--- ENTRIES SHOWN ---

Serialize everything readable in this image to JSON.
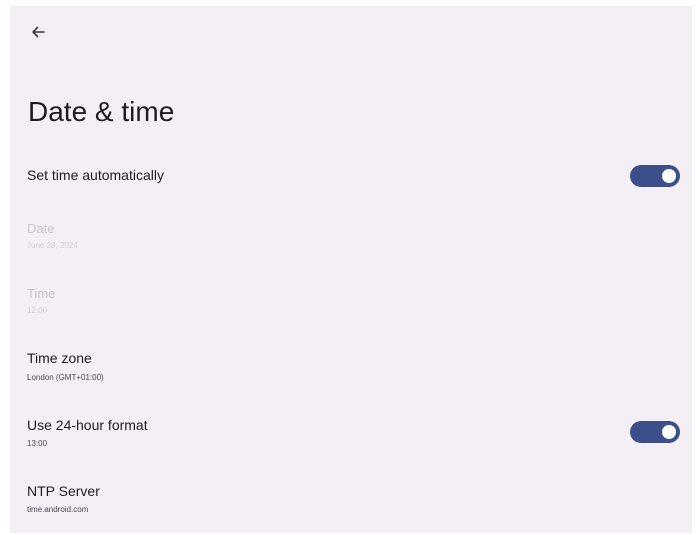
{
  "page": {
    "title": "Date & time"
  },
  "settings": {
    "auto_time": {
      "title": "Set time automatically",
      "enabled": true
    },
    "date": {
      "title": "Date",
      "summary": "June 28, 2024",
      "disabled": true
    },
    "time": {
      "title": "Time",
      "summary": "12:00",
      "disabled": true
    },
    "time_zone": {
      "title": "Time zone",
      "summary": "London (GMT+01:00)"
    },
    "use_24_hour": {
      "title": "Use 24-hour format",
      "summary": "13:00",
      "enabled": true
    },
    "ntp_server": {
      "title": "NTP Server",
      "summary": "time.android.com"
    }
  },
  "icons": {
    "back": "arrow-back-icon"
  },
  "colors": {
    "background": "#f3eff5",
    "toggle_on": "#3c4f8a",
    "text_primary": "#1f1b22",
    "text_disabled": "#c9c5cd"
  }
}
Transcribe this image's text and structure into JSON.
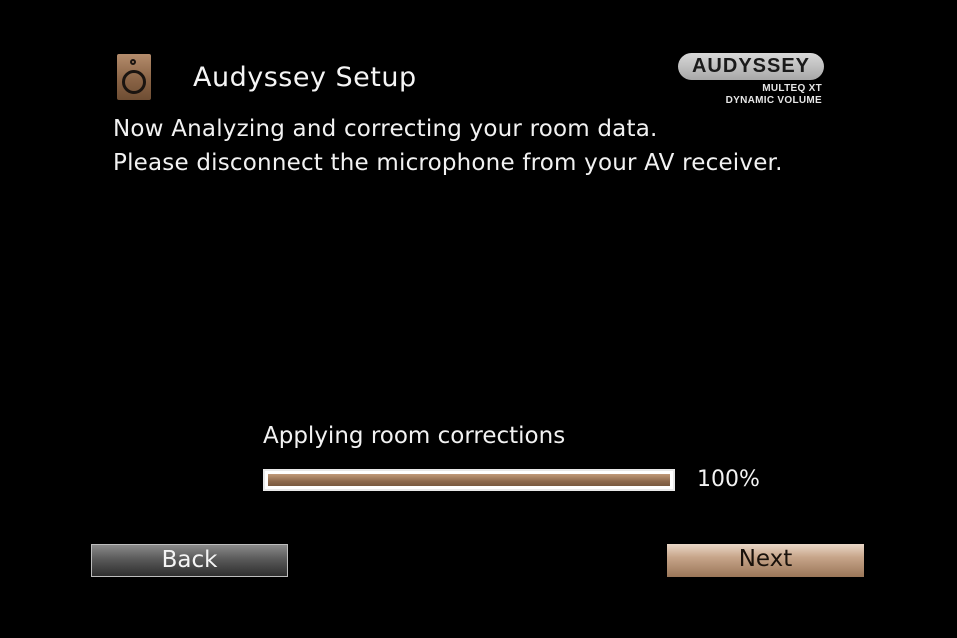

---

● **TO DO**
Return the entries unchanged, save for the pictures, which do not belong in the copy.

● **TASK OUTPUT**
Serialize everything readable in this image to JSON.
{
  "page": {
    "title": "Date & time"
  },
  "settings": {
    "auto_time": {
      "title": "Set time automatically",
      "enabled": true
    },
    "date": {
      "title": "Date",
      "summary": "June 28, 2024",
      "disabled": true
    },
    "time": {
      "title": "Time",
      "summary": "12:00",
      "disabled": true
    },
    "time_zone": {
      "title": "Time zone",
      "summary": "London (GMT+01:00)"
    },
    "use_24_hour": {
      "title": "Use 24-hour format",
      "summary": "13:00",
      "enabled": true
    },
    "ntp_server": {
      "title": "NTP Server",
      "summary": "time.android.com"
    }
  },
  "icons": {
    "back": "arrow-back-icon"
  },
  "colors": {
    "background": "#f3eff5",
    "toggle_on": "#3c4f8a",
    "text_primary": "#1f1b22",
    "text_disabled": "#c9c5cd"
  }
}
Transcribe this image's text and structure into JSON.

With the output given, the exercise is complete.